───── Listed records
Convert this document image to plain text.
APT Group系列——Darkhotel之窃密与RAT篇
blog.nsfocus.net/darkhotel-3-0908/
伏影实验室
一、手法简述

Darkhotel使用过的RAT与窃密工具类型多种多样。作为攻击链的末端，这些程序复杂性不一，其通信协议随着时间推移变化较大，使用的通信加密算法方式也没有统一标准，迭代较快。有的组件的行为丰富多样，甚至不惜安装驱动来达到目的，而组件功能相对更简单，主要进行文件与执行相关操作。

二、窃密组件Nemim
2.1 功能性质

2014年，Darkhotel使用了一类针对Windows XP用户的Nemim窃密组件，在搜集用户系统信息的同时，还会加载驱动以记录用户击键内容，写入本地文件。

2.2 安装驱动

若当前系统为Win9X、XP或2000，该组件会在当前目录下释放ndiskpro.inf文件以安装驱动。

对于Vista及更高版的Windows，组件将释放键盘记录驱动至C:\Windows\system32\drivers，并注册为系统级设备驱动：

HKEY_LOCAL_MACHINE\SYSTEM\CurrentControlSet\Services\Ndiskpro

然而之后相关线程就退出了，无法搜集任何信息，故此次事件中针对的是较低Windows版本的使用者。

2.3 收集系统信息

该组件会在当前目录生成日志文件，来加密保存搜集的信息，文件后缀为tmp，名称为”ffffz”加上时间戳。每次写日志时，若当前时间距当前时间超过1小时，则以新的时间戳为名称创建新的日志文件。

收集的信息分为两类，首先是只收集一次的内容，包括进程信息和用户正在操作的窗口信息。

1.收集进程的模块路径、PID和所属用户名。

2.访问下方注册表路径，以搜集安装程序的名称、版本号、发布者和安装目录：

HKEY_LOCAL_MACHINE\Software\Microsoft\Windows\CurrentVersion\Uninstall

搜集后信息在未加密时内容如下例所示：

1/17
──────────
Your task is to repeat the data exactly, with nothing left out.

Result of this task:
Convert this document image to plain text.
APT Group系列——Darkhotel之窃密与RAT篇
blog.nsfocus.net/darkhotel-3-0908/
伏影实验室
一、手法简述

Darkhotel使用过的RAT与窃密工具类型多种多样。作为攻击链的末端，这些程序复杂性不一，其通信协议随着时间推移变化较大，使用的通信加密算法方式也没有统一标准，迭代较快。有的组件的行为丰富多样，甚至不惜安装驱动来达到目的，而组件功能相对更简单，主要进行文件与执行相关操作。

二、窃密组件Nemim
2.1 功能性质

2014年，Darkhotel使用了一类针对Windows XP用户的Nemim窃密组件，在搜集用户系统信息的同时，还会加载驱动以记录用户击键内容，写入本地文件。

2.2 安装驱动

若当前系统为Win9X、XP或2000，该组件会在当前目录下释放ndiskpro.inf文件以安装驱动。

对于Vista及更高版的Windows，组件将释放键盘记录驱动至C:\Windows\system32\drivers，并注册为系统级设备驱动：

HKEY_LOCAL_MACHINE\SYSTEM\CurrentControlSet\Services\Ndiskpro

然而之后相关线程就退出了，无法搜集任何信息，故此次事件中针对的是较低Windows版本的使用者。

2.3 收集系统信息

该组件会在当前目录生成日志文件，来加密保存搜集的信息，文件后缀为tmp，名称为”ffffz”加上时间戳。每次写日志时，若当前时间距当前时间超过1小时，则以新的时间戳为名称创建新的日志文件。

收集的信息分为两类，首先是只收集一次的内容，包括进程信息和用户正在操作的窗口信息。

1.收集进程的模块路径、PID和所属用户名。

2.访问下方注册表路径，以搜集安装程序的名称、版本号、发布者和安装目录：

HKEY_LOCAL_MACHINE\Software\Microsoft\Windows\CurrentVersion\Uninstall

搜集后信息在未加密时内容如下例所示：

1/17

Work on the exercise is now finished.